Aim: Tally the lines in these records that hold the string "text", and reply with the number alone.

Extracted data:
================
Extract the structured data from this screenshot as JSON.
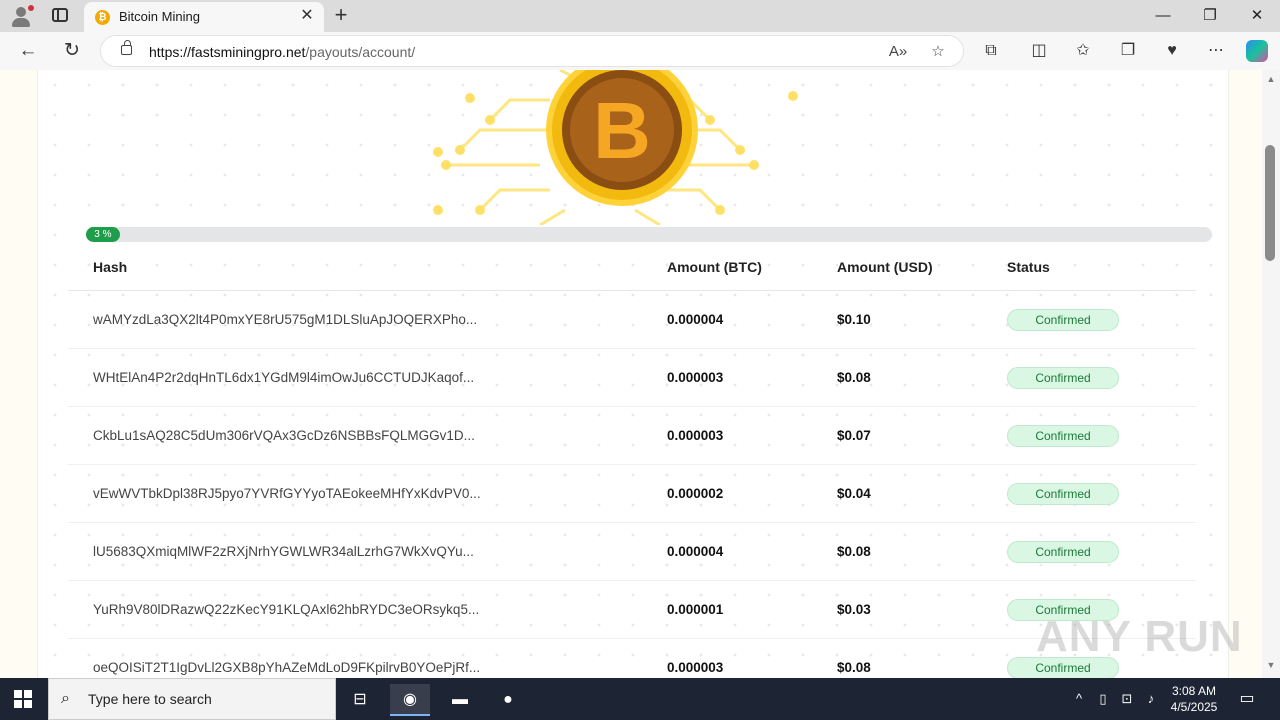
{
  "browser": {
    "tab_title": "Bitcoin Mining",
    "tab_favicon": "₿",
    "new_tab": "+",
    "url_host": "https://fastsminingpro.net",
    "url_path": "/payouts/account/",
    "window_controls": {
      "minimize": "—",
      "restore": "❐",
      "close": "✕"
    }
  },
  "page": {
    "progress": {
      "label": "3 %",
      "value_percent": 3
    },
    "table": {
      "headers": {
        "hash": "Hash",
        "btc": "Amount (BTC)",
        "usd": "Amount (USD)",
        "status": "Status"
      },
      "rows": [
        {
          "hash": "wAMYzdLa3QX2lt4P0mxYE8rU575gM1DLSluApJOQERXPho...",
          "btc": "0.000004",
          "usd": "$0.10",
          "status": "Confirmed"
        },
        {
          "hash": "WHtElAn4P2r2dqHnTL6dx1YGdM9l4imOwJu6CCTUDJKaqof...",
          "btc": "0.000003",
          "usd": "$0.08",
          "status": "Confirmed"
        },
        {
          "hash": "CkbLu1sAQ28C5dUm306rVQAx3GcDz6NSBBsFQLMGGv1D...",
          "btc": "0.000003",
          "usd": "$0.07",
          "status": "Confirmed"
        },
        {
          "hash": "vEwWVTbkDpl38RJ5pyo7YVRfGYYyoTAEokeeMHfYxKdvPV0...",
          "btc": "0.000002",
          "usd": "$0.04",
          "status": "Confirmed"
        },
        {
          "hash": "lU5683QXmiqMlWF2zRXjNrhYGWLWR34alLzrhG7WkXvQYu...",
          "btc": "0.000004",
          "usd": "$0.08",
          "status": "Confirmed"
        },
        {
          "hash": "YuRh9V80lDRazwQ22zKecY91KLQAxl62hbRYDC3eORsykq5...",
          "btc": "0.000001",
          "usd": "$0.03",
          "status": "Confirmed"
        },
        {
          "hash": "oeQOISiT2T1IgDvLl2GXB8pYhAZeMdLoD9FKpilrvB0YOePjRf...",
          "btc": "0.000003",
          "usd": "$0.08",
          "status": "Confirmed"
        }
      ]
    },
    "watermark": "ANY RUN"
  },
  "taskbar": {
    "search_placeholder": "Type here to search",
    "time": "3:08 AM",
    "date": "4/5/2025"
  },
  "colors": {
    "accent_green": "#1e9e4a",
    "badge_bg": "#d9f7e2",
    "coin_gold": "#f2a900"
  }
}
================
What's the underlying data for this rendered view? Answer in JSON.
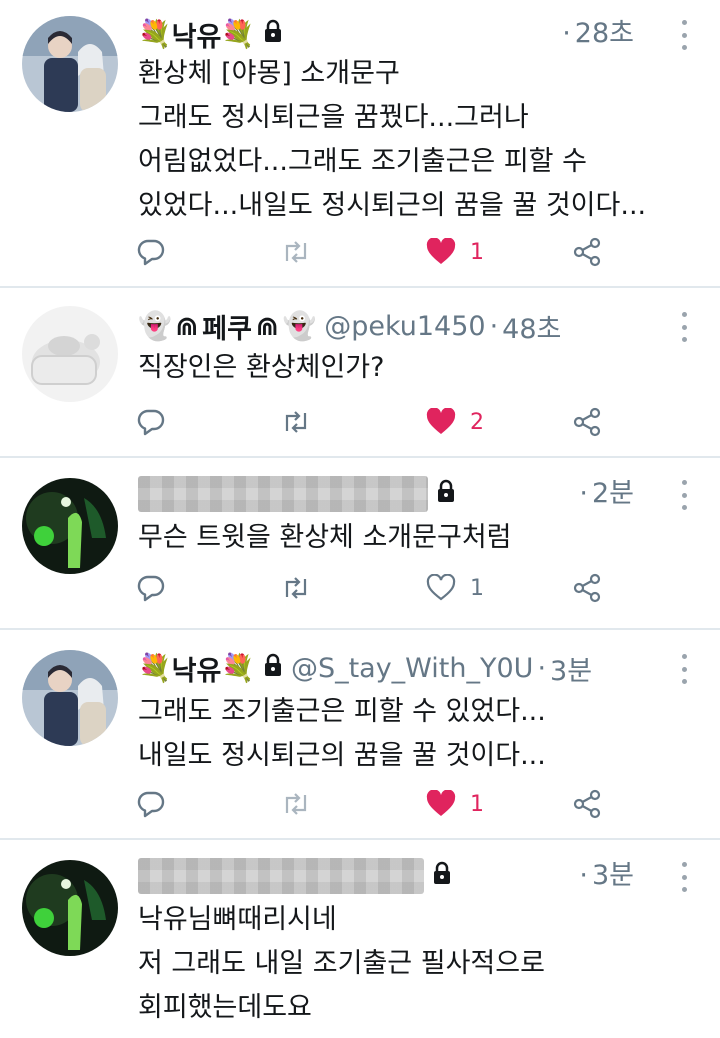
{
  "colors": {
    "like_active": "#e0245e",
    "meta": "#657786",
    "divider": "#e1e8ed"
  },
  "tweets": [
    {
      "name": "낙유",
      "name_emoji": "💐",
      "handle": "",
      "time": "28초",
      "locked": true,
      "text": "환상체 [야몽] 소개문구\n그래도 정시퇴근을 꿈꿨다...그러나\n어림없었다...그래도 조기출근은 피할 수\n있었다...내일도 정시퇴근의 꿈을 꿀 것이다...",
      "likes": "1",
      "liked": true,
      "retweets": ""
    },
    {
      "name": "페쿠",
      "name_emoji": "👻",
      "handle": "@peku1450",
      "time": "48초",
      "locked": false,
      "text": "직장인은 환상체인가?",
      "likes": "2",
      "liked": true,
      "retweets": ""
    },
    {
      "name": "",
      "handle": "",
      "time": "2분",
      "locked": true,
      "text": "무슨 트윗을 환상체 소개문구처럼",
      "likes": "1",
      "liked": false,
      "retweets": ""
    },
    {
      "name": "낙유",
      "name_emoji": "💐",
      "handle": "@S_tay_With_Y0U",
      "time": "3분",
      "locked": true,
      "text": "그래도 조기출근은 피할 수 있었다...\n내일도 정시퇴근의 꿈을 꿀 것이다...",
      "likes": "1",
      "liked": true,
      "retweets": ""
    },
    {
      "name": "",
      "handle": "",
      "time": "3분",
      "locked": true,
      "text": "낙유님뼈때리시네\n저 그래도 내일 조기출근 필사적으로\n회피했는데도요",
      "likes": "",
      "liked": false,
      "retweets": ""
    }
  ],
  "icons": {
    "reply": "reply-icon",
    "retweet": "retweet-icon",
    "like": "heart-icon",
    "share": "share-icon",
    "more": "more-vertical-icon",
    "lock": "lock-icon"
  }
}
================
Full output: 5